THE TASK: Search the listing below for the string "this" and copy every line where it occurs.
-- Begin MATERIAL FOR THE TASK --
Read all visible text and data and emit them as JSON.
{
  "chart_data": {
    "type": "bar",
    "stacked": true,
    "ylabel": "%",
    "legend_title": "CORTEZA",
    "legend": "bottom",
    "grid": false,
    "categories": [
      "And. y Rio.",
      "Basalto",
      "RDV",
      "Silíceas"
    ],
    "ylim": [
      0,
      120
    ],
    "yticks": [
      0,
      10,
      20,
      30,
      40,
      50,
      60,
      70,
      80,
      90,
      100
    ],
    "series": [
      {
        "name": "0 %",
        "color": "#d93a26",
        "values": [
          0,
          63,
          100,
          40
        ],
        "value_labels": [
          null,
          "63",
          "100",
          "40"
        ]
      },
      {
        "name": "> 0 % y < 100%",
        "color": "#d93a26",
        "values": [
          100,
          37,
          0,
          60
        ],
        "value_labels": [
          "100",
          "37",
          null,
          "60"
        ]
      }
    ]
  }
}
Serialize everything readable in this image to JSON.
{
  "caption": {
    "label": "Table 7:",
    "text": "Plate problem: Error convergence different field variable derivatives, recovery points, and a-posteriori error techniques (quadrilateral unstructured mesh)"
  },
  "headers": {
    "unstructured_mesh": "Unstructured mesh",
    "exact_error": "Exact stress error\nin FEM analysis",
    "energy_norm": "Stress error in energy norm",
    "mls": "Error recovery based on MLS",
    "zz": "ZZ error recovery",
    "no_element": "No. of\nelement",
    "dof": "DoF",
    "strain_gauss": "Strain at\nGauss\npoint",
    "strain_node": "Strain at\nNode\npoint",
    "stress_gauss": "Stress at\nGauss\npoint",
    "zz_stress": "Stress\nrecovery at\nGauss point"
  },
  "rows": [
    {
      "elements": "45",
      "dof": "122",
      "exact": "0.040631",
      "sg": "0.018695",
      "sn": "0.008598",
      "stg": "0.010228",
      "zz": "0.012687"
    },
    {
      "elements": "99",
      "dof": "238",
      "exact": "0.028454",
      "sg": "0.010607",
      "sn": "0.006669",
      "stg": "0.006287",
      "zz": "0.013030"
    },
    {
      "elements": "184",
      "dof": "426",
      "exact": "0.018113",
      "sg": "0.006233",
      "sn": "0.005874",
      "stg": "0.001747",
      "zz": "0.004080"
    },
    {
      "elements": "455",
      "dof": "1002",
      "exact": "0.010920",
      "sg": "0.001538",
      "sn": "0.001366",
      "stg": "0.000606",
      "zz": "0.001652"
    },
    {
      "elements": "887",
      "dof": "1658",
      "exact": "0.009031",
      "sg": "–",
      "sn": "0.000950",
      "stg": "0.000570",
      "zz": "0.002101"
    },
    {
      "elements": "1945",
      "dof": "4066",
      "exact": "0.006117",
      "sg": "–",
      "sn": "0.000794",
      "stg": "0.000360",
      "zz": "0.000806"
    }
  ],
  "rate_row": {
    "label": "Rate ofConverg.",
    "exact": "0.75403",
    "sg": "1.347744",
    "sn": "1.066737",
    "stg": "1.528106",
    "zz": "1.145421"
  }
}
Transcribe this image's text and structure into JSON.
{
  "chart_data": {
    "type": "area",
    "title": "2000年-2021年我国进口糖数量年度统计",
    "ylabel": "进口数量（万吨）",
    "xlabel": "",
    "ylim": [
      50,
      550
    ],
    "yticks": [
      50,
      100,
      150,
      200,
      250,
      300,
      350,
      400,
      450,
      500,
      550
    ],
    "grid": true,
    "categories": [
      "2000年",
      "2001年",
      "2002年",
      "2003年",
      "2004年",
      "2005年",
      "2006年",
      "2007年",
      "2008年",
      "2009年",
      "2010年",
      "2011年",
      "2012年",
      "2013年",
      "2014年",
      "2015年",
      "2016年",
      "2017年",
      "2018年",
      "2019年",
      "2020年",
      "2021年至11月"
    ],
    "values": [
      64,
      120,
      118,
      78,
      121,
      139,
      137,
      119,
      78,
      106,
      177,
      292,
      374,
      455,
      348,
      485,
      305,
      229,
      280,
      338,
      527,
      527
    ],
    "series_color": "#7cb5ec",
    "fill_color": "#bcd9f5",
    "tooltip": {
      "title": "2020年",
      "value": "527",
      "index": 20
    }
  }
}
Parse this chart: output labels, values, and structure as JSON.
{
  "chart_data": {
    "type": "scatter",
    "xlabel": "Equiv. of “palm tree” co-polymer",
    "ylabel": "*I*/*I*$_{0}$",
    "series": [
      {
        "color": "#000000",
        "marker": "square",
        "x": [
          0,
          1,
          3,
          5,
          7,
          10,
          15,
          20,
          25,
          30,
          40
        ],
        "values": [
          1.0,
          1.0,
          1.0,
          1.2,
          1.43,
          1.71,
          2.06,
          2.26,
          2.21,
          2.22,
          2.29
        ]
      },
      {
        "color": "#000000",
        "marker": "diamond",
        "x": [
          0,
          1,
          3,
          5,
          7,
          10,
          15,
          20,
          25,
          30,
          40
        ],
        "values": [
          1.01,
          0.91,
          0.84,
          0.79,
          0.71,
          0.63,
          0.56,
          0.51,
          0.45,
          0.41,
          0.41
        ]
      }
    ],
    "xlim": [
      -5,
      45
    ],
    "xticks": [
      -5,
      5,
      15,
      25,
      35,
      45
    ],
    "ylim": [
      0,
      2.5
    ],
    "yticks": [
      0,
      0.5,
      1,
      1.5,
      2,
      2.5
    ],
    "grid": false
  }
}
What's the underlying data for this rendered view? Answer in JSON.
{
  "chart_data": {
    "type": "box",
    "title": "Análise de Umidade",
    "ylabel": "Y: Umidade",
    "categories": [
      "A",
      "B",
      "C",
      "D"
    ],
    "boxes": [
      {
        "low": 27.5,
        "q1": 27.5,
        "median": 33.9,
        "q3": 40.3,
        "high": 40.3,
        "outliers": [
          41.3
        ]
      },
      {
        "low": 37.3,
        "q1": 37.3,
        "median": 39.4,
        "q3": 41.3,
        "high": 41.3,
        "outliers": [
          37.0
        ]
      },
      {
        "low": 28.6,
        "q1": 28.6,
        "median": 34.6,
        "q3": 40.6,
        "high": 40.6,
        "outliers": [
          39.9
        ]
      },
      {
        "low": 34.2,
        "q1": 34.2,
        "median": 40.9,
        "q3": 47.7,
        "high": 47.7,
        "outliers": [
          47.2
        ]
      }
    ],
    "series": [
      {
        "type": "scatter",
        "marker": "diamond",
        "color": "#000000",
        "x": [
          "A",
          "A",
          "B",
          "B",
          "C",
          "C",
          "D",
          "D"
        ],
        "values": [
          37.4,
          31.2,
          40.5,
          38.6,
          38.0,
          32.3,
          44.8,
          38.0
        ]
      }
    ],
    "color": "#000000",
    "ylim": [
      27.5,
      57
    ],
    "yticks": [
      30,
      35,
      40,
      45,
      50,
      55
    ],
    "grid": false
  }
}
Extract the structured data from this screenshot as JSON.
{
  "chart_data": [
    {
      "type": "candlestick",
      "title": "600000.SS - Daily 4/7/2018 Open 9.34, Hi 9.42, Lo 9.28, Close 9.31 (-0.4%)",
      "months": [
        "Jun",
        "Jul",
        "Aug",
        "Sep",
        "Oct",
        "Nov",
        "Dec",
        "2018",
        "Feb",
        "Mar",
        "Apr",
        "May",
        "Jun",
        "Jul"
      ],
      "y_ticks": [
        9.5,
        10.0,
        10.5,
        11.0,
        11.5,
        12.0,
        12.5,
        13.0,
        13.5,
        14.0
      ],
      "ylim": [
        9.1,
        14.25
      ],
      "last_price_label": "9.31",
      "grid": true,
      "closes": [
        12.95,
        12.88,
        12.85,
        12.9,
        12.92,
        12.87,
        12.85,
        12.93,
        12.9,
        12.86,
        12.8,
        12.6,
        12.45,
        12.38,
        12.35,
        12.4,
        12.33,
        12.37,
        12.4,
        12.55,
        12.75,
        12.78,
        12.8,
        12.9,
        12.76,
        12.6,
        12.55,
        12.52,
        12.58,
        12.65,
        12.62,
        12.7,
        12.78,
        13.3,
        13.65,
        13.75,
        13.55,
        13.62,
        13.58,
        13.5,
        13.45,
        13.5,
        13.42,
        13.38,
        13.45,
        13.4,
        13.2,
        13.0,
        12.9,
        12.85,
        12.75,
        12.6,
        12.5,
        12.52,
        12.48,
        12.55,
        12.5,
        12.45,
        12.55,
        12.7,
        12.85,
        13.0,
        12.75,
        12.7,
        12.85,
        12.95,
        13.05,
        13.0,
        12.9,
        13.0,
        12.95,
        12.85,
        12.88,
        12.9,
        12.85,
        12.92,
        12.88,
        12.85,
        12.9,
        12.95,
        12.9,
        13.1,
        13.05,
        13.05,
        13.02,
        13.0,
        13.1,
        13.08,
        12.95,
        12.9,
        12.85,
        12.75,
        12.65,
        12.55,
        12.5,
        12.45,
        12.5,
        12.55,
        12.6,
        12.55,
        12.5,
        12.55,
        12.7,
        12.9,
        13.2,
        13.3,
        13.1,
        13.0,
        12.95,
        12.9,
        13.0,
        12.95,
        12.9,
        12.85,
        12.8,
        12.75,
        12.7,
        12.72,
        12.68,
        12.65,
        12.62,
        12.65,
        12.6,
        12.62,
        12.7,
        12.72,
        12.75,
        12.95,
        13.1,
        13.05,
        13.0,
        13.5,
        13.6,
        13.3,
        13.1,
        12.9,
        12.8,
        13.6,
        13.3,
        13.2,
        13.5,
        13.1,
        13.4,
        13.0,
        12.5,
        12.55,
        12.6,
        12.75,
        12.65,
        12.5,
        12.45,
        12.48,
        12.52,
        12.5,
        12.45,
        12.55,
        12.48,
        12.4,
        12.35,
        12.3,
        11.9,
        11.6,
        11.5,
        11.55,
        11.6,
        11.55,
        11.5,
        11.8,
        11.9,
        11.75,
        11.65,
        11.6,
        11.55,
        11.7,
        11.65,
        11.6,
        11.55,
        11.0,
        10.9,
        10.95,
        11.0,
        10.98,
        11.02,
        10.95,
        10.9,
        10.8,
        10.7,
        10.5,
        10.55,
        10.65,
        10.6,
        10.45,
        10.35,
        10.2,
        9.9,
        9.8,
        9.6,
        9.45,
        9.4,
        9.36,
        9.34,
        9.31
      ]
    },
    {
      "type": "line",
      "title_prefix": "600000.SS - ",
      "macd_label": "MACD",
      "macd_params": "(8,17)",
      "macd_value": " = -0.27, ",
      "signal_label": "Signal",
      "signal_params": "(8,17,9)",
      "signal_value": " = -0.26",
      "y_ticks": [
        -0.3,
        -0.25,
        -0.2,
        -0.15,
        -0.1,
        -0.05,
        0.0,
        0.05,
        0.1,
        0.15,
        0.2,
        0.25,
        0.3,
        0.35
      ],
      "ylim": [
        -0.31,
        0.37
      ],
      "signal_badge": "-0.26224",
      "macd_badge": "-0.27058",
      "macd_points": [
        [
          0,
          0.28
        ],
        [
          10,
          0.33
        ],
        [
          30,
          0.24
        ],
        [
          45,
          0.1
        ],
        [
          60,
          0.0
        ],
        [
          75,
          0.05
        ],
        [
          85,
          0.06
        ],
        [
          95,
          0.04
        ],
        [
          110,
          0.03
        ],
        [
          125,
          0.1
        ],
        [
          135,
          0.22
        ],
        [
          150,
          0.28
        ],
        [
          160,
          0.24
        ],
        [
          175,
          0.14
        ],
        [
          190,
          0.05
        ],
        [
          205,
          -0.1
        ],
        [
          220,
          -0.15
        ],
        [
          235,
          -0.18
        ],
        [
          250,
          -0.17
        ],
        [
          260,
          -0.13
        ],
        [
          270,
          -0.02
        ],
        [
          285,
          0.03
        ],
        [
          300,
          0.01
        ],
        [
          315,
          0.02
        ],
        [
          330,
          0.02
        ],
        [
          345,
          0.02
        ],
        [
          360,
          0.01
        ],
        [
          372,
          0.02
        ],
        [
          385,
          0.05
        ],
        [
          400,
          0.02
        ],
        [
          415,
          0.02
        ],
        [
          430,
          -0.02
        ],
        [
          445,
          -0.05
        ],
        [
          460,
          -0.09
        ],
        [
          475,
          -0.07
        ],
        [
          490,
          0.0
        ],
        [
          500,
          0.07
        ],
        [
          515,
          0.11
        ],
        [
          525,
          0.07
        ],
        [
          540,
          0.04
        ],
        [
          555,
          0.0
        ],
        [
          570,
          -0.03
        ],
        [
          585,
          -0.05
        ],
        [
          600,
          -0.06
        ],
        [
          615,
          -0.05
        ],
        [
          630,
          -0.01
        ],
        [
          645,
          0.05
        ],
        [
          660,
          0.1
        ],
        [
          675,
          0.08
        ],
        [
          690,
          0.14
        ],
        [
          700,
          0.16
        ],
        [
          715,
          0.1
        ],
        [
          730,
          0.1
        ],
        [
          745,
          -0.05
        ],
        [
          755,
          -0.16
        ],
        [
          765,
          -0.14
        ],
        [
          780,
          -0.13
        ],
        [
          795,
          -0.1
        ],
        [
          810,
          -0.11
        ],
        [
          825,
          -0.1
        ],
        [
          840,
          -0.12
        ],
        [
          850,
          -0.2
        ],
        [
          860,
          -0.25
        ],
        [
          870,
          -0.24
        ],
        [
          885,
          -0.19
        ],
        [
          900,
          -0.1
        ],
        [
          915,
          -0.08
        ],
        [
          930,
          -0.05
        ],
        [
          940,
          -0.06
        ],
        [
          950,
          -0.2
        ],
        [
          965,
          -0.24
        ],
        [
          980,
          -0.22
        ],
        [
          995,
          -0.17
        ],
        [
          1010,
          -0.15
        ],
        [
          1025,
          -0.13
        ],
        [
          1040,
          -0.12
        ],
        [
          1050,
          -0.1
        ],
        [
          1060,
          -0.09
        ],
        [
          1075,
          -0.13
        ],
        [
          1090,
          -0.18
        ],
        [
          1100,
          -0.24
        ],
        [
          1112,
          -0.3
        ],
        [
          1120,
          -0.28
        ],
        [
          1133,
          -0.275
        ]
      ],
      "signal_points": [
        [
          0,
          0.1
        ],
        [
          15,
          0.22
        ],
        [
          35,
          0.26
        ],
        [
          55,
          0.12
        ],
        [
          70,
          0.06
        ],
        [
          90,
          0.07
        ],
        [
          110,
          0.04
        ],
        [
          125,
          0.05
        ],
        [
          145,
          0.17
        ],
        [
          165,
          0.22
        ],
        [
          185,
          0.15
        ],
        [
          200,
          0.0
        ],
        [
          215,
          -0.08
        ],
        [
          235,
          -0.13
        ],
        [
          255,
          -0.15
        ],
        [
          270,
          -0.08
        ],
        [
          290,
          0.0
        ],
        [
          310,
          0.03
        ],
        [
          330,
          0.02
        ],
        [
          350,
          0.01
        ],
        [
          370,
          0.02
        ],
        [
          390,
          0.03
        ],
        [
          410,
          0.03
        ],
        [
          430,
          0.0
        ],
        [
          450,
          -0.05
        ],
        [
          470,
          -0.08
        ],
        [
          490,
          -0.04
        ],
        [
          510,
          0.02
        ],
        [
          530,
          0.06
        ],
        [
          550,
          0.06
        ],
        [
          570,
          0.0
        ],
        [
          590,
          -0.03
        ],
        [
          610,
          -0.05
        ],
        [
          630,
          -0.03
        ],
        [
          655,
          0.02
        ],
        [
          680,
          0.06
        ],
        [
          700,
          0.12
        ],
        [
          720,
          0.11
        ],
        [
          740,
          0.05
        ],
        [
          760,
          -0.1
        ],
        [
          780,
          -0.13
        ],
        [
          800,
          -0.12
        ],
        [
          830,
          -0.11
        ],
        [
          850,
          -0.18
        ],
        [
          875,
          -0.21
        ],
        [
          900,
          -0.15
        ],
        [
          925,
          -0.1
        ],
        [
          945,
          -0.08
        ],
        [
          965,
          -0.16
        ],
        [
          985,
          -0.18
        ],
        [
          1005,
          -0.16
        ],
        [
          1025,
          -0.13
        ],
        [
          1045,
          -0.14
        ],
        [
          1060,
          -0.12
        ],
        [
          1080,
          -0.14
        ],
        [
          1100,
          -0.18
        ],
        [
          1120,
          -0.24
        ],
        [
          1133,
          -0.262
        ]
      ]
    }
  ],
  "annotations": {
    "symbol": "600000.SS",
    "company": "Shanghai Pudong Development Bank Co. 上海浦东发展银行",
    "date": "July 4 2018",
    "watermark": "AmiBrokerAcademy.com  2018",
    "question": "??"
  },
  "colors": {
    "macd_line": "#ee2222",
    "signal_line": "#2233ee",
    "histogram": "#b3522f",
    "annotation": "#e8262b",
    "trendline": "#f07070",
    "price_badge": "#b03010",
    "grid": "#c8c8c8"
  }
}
-- End MATERIAL FOR THE TASK --
COMPLETED EXERCISE:
Serialize everything readable in this image to JSON.
Transcribe this image's text and structure into JSON.
Parse this chart: output labels, values, and structure as JSON.
What's the underlying data for this rendered view? Answer in JSON.
Extract the structured data from this screenshot as JSON.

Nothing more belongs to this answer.